(A run of records)
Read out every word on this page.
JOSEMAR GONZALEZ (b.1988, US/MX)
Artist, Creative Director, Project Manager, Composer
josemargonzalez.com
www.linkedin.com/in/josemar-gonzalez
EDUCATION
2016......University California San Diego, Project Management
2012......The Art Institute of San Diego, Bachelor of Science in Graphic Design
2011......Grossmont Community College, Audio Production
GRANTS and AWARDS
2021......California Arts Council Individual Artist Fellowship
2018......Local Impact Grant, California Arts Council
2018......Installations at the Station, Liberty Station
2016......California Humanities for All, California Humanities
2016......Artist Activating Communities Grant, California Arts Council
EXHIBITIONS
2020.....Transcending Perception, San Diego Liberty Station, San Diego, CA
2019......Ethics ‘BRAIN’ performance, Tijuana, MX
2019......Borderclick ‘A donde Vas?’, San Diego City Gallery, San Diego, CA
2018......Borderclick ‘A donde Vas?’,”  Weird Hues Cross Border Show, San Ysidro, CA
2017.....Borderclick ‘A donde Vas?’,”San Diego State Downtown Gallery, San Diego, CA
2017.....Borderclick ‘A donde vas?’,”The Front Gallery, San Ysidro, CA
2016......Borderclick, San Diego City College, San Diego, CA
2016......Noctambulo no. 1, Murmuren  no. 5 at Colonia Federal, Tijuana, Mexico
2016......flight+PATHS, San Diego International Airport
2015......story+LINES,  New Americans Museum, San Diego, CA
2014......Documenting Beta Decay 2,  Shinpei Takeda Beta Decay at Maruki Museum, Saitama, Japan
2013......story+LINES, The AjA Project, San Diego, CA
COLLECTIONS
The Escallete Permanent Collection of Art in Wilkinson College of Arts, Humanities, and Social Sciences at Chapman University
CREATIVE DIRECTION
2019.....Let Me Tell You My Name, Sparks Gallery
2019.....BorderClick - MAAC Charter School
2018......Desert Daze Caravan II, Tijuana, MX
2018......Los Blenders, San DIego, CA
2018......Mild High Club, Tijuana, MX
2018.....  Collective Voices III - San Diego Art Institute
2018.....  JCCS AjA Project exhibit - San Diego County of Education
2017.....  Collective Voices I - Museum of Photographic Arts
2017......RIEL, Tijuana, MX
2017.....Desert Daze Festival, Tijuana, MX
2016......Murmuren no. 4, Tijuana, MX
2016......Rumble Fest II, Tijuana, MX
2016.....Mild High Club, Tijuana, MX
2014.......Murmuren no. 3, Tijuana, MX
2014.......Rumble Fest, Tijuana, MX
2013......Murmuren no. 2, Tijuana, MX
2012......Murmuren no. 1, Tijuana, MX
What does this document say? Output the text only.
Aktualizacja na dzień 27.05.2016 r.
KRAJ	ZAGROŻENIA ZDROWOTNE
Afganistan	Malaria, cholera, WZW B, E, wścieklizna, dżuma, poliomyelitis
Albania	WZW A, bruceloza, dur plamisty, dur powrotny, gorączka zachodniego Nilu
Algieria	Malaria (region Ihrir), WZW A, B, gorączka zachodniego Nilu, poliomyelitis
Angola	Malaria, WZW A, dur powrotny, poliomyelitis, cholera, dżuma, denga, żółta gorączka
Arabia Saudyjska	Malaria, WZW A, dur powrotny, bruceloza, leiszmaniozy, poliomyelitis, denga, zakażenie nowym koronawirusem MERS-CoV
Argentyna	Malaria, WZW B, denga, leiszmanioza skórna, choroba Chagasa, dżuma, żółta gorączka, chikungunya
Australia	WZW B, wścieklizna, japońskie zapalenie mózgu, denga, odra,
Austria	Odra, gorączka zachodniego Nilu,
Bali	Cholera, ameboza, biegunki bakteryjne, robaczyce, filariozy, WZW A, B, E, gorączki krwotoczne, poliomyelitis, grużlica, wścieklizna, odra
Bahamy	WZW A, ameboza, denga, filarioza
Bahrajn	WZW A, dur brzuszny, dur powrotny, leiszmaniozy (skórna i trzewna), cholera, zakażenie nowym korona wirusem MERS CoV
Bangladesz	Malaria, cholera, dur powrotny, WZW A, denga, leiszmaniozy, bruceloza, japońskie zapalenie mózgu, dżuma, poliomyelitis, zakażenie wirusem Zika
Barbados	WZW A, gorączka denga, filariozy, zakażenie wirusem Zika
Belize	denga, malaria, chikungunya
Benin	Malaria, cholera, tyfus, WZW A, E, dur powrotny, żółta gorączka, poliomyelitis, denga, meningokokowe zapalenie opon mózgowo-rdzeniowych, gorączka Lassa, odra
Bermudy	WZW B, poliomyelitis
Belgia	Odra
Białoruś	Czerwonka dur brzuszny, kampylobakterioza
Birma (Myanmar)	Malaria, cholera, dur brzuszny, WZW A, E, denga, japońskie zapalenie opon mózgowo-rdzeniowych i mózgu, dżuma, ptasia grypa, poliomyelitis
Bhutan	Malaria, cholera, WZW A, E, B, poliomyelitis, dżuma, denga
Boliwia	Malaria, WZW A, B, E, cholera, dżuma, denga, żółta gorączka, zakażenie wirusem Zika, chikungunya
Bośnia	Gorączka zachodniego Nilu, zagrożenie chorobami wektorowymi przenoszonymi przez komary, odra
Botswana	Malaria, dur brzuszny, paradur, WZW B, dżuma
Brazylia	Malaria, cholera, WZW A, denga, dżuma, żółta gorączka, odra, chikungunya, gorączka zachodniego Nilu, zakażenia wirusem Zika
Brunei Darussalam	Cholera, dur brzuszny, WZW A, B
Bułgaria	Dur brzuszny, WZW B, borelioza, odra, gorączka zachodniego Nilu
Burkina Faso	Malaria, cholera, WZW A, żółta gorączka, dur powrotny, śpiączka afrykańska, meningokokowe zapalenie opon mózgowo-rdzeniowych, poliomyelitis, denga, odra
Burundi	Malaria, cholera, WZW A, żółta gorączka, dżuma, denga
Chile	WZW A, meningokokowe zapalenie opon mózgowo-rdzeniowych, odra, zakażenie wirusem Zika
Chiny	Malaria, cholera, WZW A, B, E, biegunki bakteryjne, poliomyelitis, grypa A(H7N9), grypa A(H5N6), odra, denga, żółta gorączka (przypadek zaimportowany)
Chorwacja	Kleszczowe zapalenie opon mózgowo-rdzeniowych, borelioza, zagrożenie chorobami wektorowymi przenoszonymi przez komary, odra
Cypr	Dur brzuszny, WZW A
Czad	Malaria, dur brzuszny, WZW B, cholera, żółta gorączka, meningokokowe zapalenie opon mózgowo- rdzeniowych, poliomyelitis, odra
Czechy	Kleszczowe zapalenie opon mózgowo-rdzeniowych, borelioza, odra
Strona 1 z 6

▸ **EXERCISE DESCRIPTION**
Transcribe all of the lines in the records precisely.

▸ **COMPLETE OUTPUT**
Read out every word on this page.
JOSEMAR GONZALEZ (b.1988, US/MX)
Artist, Creative Director, Project Manager, Composer
josemargonzalez.com
www.linkedin.com/in/josemar-gonzalez
EDUCATION
2016......University California San Diego, Project Management
2012......The Art Institute of San Diego, Bachelor of Science in Graphic Design
2011......Grossmont Community College, Audio Production
GRANTS and AWARDS
2021......California Arts Council Individual Artist Fellowship
2018......Local Impact Grant, California Arts Council
2018......Installations at the Station, Liberty Station
2016......California Humanities for All, California Humanities
2016......Artist Activating Communities Grant, California Arts Council
EXHIBITIONS
2020.....Transcending Perception, San Diego Liberty Station, San Diego, CA
2019......Ethics ‘BRAIN’ performance, Tijuana, MX
2019......Borderclick ‘A donde Vas?’, San Diego City Gallery, San Diego, CA
2018......Borderclick ‘A donde Vas?’,”  Weird Hues Cross Border Show, San Ysidro, CA
2017.....Borderclick ‘A donde Vas?’,”San Diego State Downtown Gallery, San Diego, CA
2017.....Borderclick ‘A donde vas?’,”The Front Gallery, San Ysidro, CA
2016......Borderclick, San Diego City College, San Diego, CA
2016......Noctambulo no. 1, Murmuren  no. 5 at Colonia Federal, Tijuana, Mexico
2016......flight+PATHS, San Diego International Airport
2015......story+LINES,  New Americans Museum, San Diego, CA
2014......Documenting Beta Decay 2,  Shinpei Takeda Beta Decay at Maruki Museum, Saitama, Japan
2013......story+LINES, The AjA Project, San Diego, CA
COLLECTIONS
The Escallete Permanent Collection of Art in Wilkinson College of Arts, Humanities, and Social Sciences at Chapman University
CREATIVE DIRECTION
2019.....Let Me Tell You My Name, Sparks Gallery
2019.....BorderClick - MAAC Charter School
2018......Desert Daze Caravan II, Tijuana, MX
2018......Los Blenders, San DIego, CA
2018......Mild High Club, Tijuana, MX
2018.....  Collective Voices III - San Diego Art Institute
2018.....  JCCS AjA Project exhibit - San Diego County of Education
2017.....  Collective Voices I - Museum of Photographic Arts
2017......RIEL, Tijuana, MX
2017.....Desert Daze Festival, Tijuana, MX
2016......Murmuren no. 4, Tijuana, MX
2016......Rumble Fest II, Tijuana, MX
2016.....Mild High Club, Tijuana, MX
2014.......Murmuren no. 3, Tijuana, MX
2014.......Rumble Fest, Tijuana, MX
2013......Murmuren no. 2, Tijuana, MX
2012......Murmuren no. 1, Tijuana, MX
What does this document say? Output the text only.
Aktualizacja na dzień 27.05.2016 r.
KRAJ	ZAGROŻENIA ZDROWOTNE
Afganistan	Malaria, cholera, WZW B, E, wścieklizna, dżuma, poliomyelitis
Albania	WZW A, bruceloza, dur plamisty, dur powrotny, gorączka zachodniego Nilu
Algieria	Malaria (region Ihrir), WZW A, B, gorączka zachodniego Nilu, poliomyelitis
Angola	Malaria, WZW A, dur powrotny, poliomyelitis, cholera, dżuma, denga, żółta gorączka
Arabia Saudyjska	Malaria, WZW A, dur powrotny, bruceloza, leiszmaniozy, poliomyelitis, denga, zakażenie nowym koronawirusem MERS-CoV
Argentyna	Malaria, WZW B, denga, leiszmanioza skórna, choroba Chagasa, dżuma, żółta gorączka, chikungunya
Australia	WZW B, wścieklizna, japońskie zapalenie mózgu, denga, odra,
Austria	Odra, gorączka zachodniego Nilu,
Bali	Cholera, ameboza, biegunki bakteryjne, robaczyce, filariozy, WZW A, B, E, gorączki krwotoczne, poliomyelitis, grużlica, wścieklizna, odra
Bahamy	WZW A, ameboza, denga, filarioza
Bahrajn	WZW A, dur brzuszny, dur powrotny, leiszmaniozy (skórna i trzewna), cholera, zakażenie nowym korona wirusem MERS CoV
Bangladesz	Malaria, cholera, dur powrotny, WZW A, denga, leiszmaniozy, bruceloza, japońskie zapalenie mózgu, dżuma, poliomyelitis, zakażenie wirusem Zika
Barbados	WZW A, gorączka denga, filariozy, zakażenie wirusem Zika
Belize	denga, malaria, chikungunya
Benin	Malaria, cholera, tyfus, WZW A, E, dur powrotny, żółta gorączka, poliomyelitis, denga, meningokokowe zapalenie opon mózgowo-rdzeniowych, gorączka Lassa, odra
Bermudy	WZW B, poliomyelitis
Belgia	Odra
Białoruś	Czerwonka dur brzuszny, kampylobakterioza
Birma (Myanmar)	Malaria, cholera, dur brzuszny, WZW A, E, denga, japońskie zapalenie opon mózgowo-rdzeniowych i mózgu, dżuma, ptasia grypa, poliomyelitis
Bhutan	Malaria, cholera, WZW A, E, B, poliomyelitis, dżuma, denga
Boliwia	Malaria, WZW A, B, E, cholera, dżuma, denga, żółta gorączka, zakażenie wirusem Zika, chikungunya
Bośnia	Gorączka zachodniego Nilu, zagrożenie chorobami wektorowymi przenoszonymi przez komary, odra
Botswana	Malaria, dur brzuszny, paradur, WZW B, dżuma
Brazylia	Malaria, cholera, WZW A, denga, dżuma, żółta gorączka, odra, chikungunya, gorączka zachodniego Nilu, zakażenia wirusem Zika
Brunei Darussalam	Cholera, dur brzuszny, WZW A, B
Bułgaria	Dur brzuszny, WZW B, borelioza, odra, gorączka zachodniego Nilu
Burkina Faso	Malaria, cholera, WZW A, żółta gorączka, dur powrotny, śpiączka afrykańska, meningokokowe zapalenie opon mózgowo-rdzeniowych, poliomyelitis, denga, odra
Burundi	Malaria, cholera, WZW A, żółta gorączka, dżuma, denga
Chile	WZW A, meningokokowe zapalenie opon mózgowo-rdzeniowych, odra, zakażenie wirusem Zika
Chiny	Malaria, cholera, WZW A, B, E, biegunki bakteryjne, poliomyelitis, grypa A(H7N9), grypa A(H5N6), odra, denga, żółta gorączka (przypadek zaimportowany)
Chorwacja	Kleszczowe zapalenie opon mózgowo-rdzeniowych, borelioza, zagrożenie chorobami wektorowymi przenoszonymi przez komary, odra
Cypr	Dur brzuszny, WZW A
Czad	Malaria, dur brzuszny, WZW B, cholera, żółta gorączka, meningokokowe zapalenie opon mózgowo- rdzeniowych, poliomyelitis, odra
Czechy	Kleszczowe zapalenie opon mózgowo-rdzeniowych, borelioza, odra
Strona 1 z 6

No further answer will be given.